[Excerpted records]:

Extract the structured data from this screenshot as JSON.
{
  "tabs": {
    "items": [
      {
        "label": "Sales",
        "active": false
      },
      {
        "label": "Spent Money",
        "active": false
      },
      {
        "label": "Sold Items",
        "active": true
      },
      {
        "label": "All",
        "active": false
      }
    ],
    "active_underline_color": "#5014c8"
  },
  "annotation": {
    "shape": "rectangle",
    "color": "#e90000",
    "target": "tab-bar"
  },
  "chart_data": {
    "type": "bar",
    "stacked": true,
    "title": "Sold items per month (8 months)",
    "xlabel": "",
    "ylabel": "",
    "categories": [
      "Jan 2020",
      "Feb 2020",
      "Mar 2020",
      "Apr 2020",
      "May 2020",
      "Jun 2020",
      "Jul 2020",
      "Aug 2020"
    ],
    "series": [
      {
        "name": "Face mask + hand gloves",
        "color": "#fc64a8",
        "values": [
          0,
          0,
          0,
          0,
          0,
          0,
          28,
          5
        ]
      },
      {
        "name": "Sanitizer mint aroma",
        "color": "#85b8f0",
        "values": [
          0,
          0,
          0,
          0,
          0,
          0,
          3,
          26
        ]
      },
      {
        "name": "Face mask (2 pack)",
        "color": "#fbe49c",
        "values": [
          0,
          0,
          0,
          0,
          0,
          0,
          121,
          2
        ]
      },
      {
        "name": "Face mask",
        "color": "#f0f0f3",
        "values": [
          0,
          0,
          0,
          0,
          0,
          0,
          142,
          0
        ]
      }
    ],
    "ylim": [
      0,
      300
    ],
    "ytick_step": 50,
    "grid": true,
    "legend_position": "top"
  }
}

[What is needed]: Print all of the entries again, exactly as written.

[Full output]:
Extract the structured data from this screenshot as JSON.
{
  "tabs": {
    "items": [
      {
        "label": "Sales",
        "active": false
      },
      {
        "label": "Spent Money",
        "active": false
      },
      {
        "label": "Sold Items",
        "active": true
      },
      {
        "label": "All",
        "active": false
      }
    ],
    "active_underline_color": "#5014c8"
  },
  "annotation": {
    "shape": "rectangle",
    "color": "#e90000",
    "target": "tab-bar"
  },
  "chart_data": {
    "type": "bar",
    "stacked": true,
    "title": "Sold items per month (8 months)",
    "xlabel": "",
    "ylabel": "",
    "categories": [
      "Jan 2020",
      "Feb 2020",
      "Mar 2020",
      "Apr 2020",
      "May 2020",
      "Jun 2020",
      "Jul 2020",
      "Aug 2020"
    ],
    "series": [
      {
        "name": "Face mask + hand gloves",
        "color": "#fc64a8",
        "values": [
          0,
          0,
          0,
          0,
          0,
          0,
          28,
          5
        ]
      },
      {
        "name": "Sanitizer mint aroma",
        "color": "#85b8f0",
        "values": [
          0,
          0,
          0,
          0,
          0,
          0,
          3,
          26
        ]
      },
      {
        "name": "Face mask (2 pack)",
        "color": "#fbe49c",
        "values": [
          0,
          0,
          0,
          0,
          0,
          0,
          121,
          2
        ]
      },
      {
        "name": "Face mask",
        "color": "#f0f0f3",
        "values": [
          0,
          0,
          0,
          0,
          0,
          0,
          142,
          0
        ]
      }
    ],
    "ylim": [
      0,
      300
    ],
    "ytick_step": 50,
    "grid": true,
    "legend_position": "top"
  }
}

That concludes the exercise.